━━━ Material provided

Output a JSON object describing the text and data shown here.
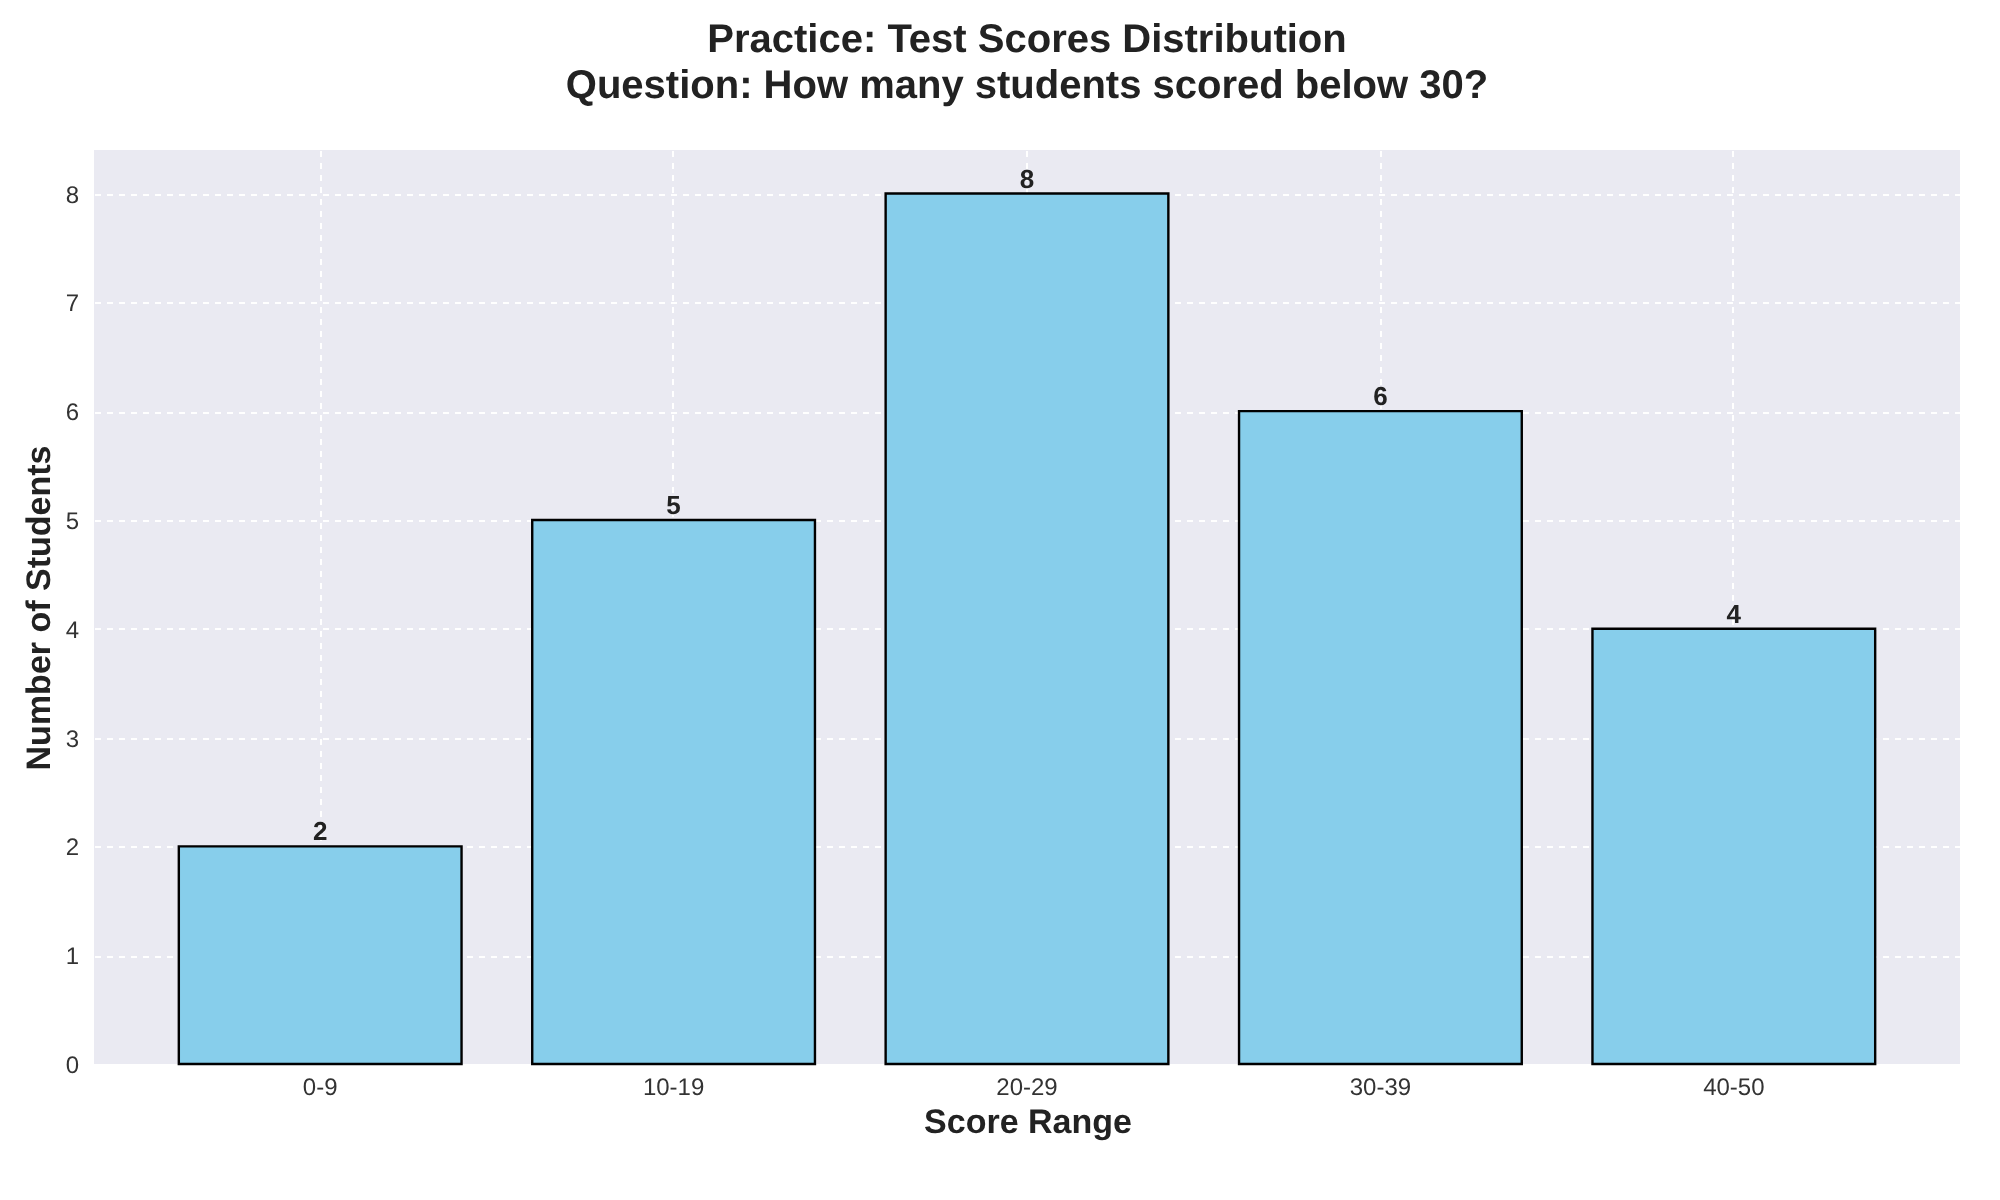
{
  "chart_data": {
    "type": "bar",
    "title": "Practice: Test Scores Distribution",
    "subtitle": "Question: How many students scored below 30?",
    "xlabel": "Score Range",
    "ylabel": "Number of Students",
    "categories": [
      "0-9",
      "10-19",
      "20-29",
      "30-39",
      "40-50"
    ],
    "values": [
      2,
      5,
      8,
      6,
      4
    ],
    "color": "#87ceeb",
    "ylim": [
      0,
      8.4
    ],
    "yticks": [
      0,
      1,
      2,
      3,
      4,
      5,
      6,
      7,
      8
    ],
    "grid": true,
    "data_labels": true
  }
}
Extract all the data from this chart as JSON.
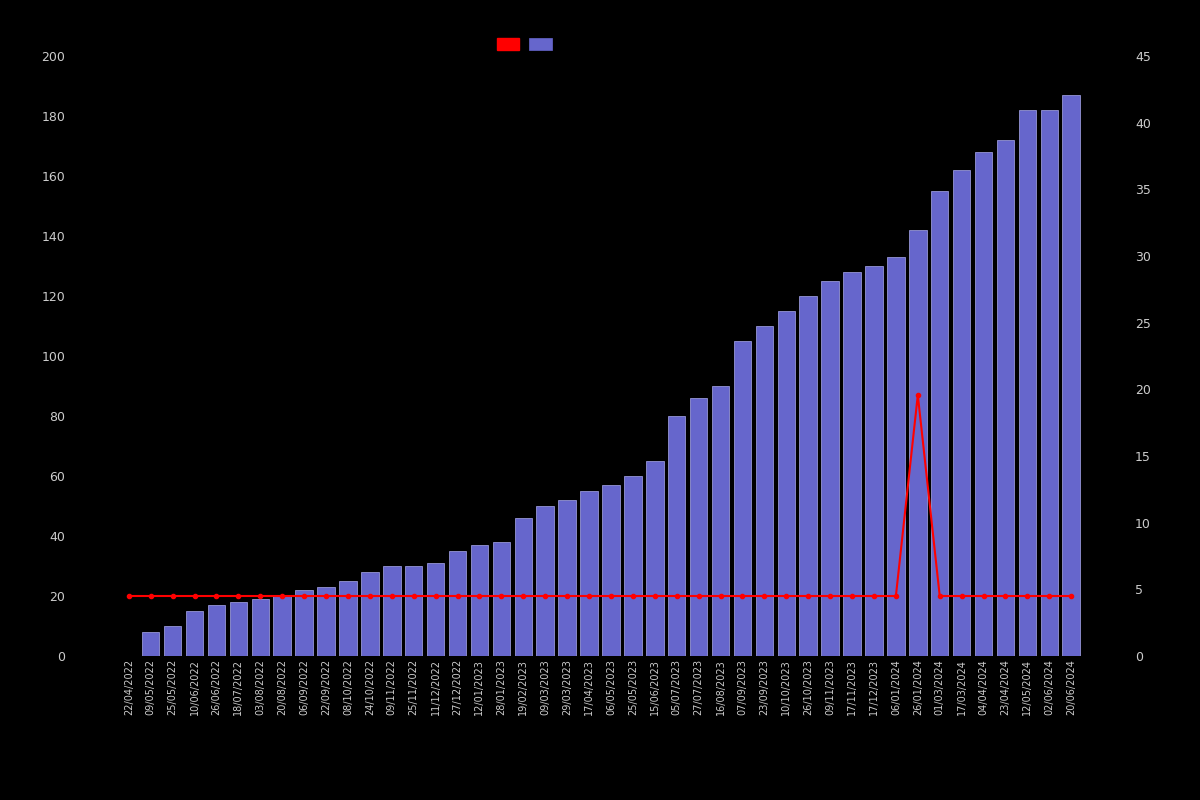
{
  "dates": [
    "22/04/2022",
    "09/05/2022",
    "25/05/2022",
    "10/06/2022",
    "26/06/2022",
    "18/07/2022",
    "03/08/2022",
    "20/08/2022",
    "06/09/2022",
    "22/09/2022",
    "08/10/2022",
    "24/10/2022",
    "09/11/2022",
    "25/11/2022",
    "11/12/2022",
    "27/12/2022",
    "12/01/2023",
    "28/01/2023",
    "19/02/2023",
    "09/03/2023",
    "29/03/2023",
    "17/04/2023",
    "06/05/2023",
    "25/05/2023",
    "15/06/2023",
    "05/07/2023",
    "27/07/2023",
    "16/08/2023",
    "07/09/2023",
    "23/09/2023",
    "10/10/2023",
    "26/10/2023",
    "09/11/2023",
    "17/11/2023",
    "17/12/2023",
    "06/01/2024",
    "26/01/2024",
    "01/03/2024",
    "17/03/2024",
    "04/04/2024",
    "23/04/2024",
    "12/05/2024",
    "02/06/2024",
    "20/06/2024"
  ],
  "bar_values": [
    0,
    8,
    10,
    15,
    17,
    18,
    19,
    20,
    22,
    23,
    25,
    28,
    30,
    30,
    31,
    35,
    37,
    38,
    46,
    50,
    52,
    55,
    57,
    60,
    65,
    80,
    86,
    90,
    105,
    110,
    115,
    120,
    125,
    128,
    130,
    133,
    142,
    155,
    162,
    168,
    172,
    182,
    182,
    187
  ],
  "line_values": [
    20,
    20,
    20,
    20,
    20,
    20,
    20,
    20,
    20,
    20,
    20,
    20,
    20,
    20,
    20,
    20,
    20,
    20,
    20,
    20,
    20,
    20,
    20,
    20,
    20,
    20,
    20,
    20,
    20,
    20,
    20,
    20,
    20,
    20,
    20,
    20,
    87,
    20,
    20,
    20,
    20,
    20,
    20,
    20
  ],
  "bar_color": "#6666cc",
  "bar_edge_color": "#aaaaee",
  "line_color": "#ff0000",
  "marker_color": "#ff0000",
  "background_color": "#000000",
  "text_color": "#cccccc",
  "ylim_left": [
    0,
    200
  ],
  "ylim_right": [
    0,
    45
  ],
  "yticks_left": [
    0,
    20,
    40,
    60,
    80,
    100,
    120,
    140,
    160,
    180,
    200
  ],
  "yticks_right": [
    0,
    5,
    10,
    15,
    20,
    25,
    30,
    35,
    40,
    45
  ]
}
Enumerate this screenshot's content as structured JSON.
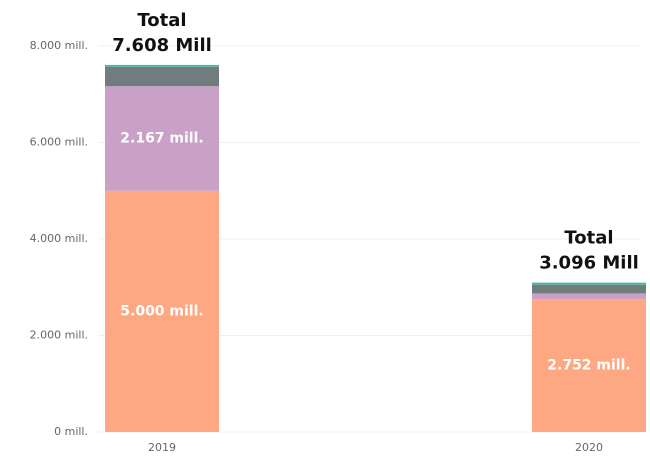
{
  "chart_data": {
    "type": "stacked_bar",
    "categories": [
      "2019",
      "2020"
    ],
    "series": [
      {
        "color": "#fda882",
        "values": [
          5000,
          2752
        ],
        "value_labels": [
          "5.000 mill.",
          "2.752 mill."
        ]
      },
      {
        "color": "#c9a0c6",
        "values": [
          2167,
          120
        ],
        "value_labels": [
          "2.167 mill.",
          null
        ]
      },
      {
        "color": "#717c7c",
        "values": [
          401,
          180
        ]
      },
      {
        "color": "#4fb3a5",
        "values": [
          40,
          44
        ]
      }
    ],
    "total_title": "Total",
    "totals": [
      7608,
      3096
    ],
    "total_labels": [
      "7.608 Mill",
      "3.096 Mill"
    ],
    "ylim": [
      0,
      8000
    ],
    "yticks": [
      {
        "value": 0,
        "label": "0 mill."
      },
      {
        "value": 2000,
        "label": "2.000 mill."
      },
      {
        "value": 4000,
        "label": "4.000 mill."
      },
      {
        "value": 6000,
        "label": "6.000 mill."
      },
      {
        "value": 8000,
        "label": "8.000 mill."
      }
    ],
    "grid": true
  }
}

━━━━━━

Task instructions: Skip the pictures and retype exactly the lines from the one that contains "Enumerate this screenshot's" to the last line of the records.

Response for this exercise:
Enumerate this screenshot's content as structured JSON.
{
  "chart_data": {
    "type": "stacked_bar",
    "categories": [
      "2019",
      "2020"
    ],
    "series": [
      {
        "color": "#fda882",
        "values": [
          5000,
          2752
        ],
        "value_labels": [
          "5.000 mill.",
          "2.752 mill."
        ]
      },
      {
        "color": "#c9a0c6",
        "values": [
          2167,
          120
        ],
        "value_labels": [
          "2.167 mill.",
          null
        ]
      },
      {
        "color": "#717c7c",
        "values": [
          401,
          180
        ]
      },
      {
        "color": "#4fb3a5",
        "values": [
          40,
          44
        ]
      }
    ],
    "total_title": "Total",
    "totals": [
      7608,
      3096
    ],
    "total_labels": [
      "7.608 Mill",
      "3.096 Mill"
    ],
    "ylim": [
      0,
      8000
    ],
    "yticks": [
      {
        "value": 0,
        "label": "0 mill."
      },
      {
        "value": 2000,
        "label": "2.000 mill."
      },
      {
        "value": 4000,
        "label": "4.000 mill."
      },
      {
        "value": 6000,
        "label": "6.000 mill."
      },
      {
        "value": 8000,
        "label": "8.000 mill."
      }
    ],
    "grid": true
  }
}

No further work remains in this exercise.